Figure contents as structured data
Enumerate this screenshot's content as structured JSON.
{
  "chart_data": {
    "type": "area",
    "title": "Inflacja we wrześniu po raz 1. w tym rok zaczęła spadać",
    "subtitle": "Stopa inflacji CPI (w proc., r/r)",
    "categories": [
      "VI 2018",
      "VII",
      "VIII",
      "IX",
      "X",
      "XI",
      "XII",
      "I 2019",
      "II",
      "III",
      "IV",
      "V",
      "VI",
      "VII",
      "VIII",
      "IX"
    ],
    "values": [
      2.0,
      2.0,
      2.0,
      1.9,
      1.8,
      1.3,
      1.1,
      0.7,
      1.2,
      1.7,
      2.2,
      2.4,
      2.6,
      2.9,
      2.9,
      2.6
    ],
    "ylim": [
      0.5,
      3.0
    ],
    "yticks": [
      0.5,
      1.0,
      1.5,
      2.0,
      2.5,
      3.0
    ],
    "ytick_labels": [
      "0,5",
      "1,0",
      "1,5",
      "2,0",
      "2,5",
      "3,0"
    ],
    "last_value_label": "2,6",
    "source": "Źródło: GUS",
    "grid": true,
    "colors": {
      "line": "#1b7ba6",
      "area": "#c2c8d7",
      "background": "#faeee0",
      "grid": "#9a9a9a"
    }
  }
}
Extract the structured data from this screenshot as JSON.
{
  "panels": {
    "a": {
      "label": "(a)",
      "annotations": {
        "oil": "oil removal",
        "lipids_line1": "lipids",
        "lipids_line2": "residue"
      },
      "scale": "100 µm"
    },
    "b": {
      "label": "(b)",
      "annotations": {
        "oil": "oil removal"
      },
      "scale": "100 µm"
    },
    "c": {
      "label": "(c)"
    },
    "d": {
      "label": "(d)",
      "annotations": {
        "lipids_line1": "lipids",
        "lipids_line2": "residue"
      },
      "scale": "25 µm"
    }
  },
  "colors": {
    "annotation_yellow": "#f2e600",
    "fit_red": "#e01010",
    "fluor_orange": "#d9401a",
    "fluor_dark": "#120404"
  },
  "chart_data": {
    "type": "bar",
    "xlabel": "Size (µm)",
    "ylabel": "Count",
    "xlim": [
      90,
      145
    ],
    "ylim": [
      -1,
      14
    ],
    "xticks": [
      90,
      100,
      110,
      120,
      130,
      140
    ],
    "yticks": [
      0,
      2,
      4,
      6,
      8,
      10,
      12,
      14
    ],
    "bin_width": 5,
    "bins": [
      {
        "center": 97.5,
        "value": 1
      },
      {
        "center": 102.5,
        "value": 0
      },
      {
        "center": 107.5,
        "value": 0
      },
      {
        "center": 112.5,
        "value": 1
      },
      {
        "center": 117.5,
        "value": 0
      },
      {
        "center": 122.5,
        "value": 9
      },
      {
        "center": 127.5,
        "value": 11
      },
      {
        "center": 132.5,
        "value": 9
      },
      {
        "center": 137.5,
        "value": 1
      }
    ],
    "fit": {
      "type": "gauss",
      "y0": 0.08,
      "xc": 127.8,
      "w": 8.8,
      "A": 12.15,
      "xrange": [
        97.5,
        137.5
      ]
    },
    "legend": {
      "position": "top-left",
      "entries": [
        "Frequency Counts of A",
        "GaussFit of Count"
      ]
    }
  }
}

◆ YOUR OBJECTIVE ◆
Above are the records; retype them all without a single difference.

◆ THE COMPLETED TASK ◆
Enumerate this screenshot's content as structured JSON.
{
  "chart_data": {
    "type": "area",
    "title": "Inflacja we wrześniu po raz 1. w tym rok zaczęła spadać",
    "subtitle": "Stopa inflacji CPI (w proc., r/r)",
    "categories": [
      "VI 2018",
      "VII",
      "VIII",
      "IX",
      "X",
      "XI",
      "XII",
      "I 2019",
      "II",
      "III",
      "IV",
      "V",
      "VI",
      "VII",
      "VIII",
      "IX"
    ],
    "values": [
      2.0,
      2.0,
      2.0,
      1.9,
      1.8,
      1.3,
      1.1,
      0.7,
      1.2,
      1.7,
      2.2,
      2.4,
      2.6,
      2.9,
      2.9,
      2.6
    ],
    "ylim": [
      0.5,
      3.0
    ],
    "yticks": [
      0.5,
      1.0,
      1.5,
      2.0,
      2.5,
      3.0
    ],
    "ytick_labels": [
      "0,5",
      "1,0",
      "1,5",
      "2,0",
      "2,5",
      "3,0"
    ],
    "last_value_label": "2,6",
    "source": "Źródło: GUS",
    "grid": true,
    "colors": {
      "line": "#1b7ba6",
      "area": "#c2c8d7",
      "background": "#faeee0",
      "grid": "#9a9a9a"
    }
  }
}
Extract the structured data from this screenshot as JSON.
{
  "panels": {
    "a": {
      "label": "(a)",
      "annotations": {
        "oil": "oil removal",
        "lipids_line1": "lipids",
        "lipids_line2": "residue"
      },
      "scale": "100 µm"
    },
    "b": {
      "label": "(b)",
      "annotations": {
        "oil": "oil removal"
      },
      "scale": "100 µm"
    },
    "c": {
      "label": "(c)"
    },
    "d": {
      "label": "(d)",
      "annotations": {
        "lipids_line1": "lipids",
        "lipids_line2": "residue"
      },
      "scale": "25 µm"
    }
  },
  "colors": {
    "annotation_yellow": "#f2e600",
    "fit_red": "#e01010",
    "fluor_orange": "#d9401a",
    "fluor_dark": "#120404"
  },
  "chart_data": {
    "type": "bar",
    "xlabel": "Size (µm)",
    "ylabel": "Count",
    "xlim": [
      90,
      145
    ],
    "ylim": [
      -1,
      14
    ],
    "xticks": [
      90,
      100,
      110,
      120,
      130,
      140
    ],
    "yticks": [
      0,
      2,
      4,
      6,
      8,
      10,
      12,
      14
    ],
    "bin_width": 5,
    "bins": [
      {
        "center": 97.5,
        "value": 1
      },
      {
        "center": 102.5,
        "value": 0
      },
      {
        "center": 107.5,
        "value": 0
      },
      {
        "center": 112.5,
        "value": 1
      },
      {
        "center": 117.5,
        "value": 0
      },
      {
        "center": 122.5,
        "value": 9
      },
      {
        "center": 127.5,
        "value": 11
      },
      {
        "center": 132.5,
        "value": 9
      },
      {
        "center": 137.5,
        "value": 1
      }
    ],
    "fit": {
      "type": "gauss",
      "y0": 0.08,
      "xc": 127.8,
      "w": 8.8,
      "A": 12.15,
      "xrange": [
        97.5,
        137.5
      ]
    },
    "legend": {
      "position": "top-left",
      "entries": [
        "Frequency Counts of A",
        "GaussFit of Count"
      ]
    }
  }
}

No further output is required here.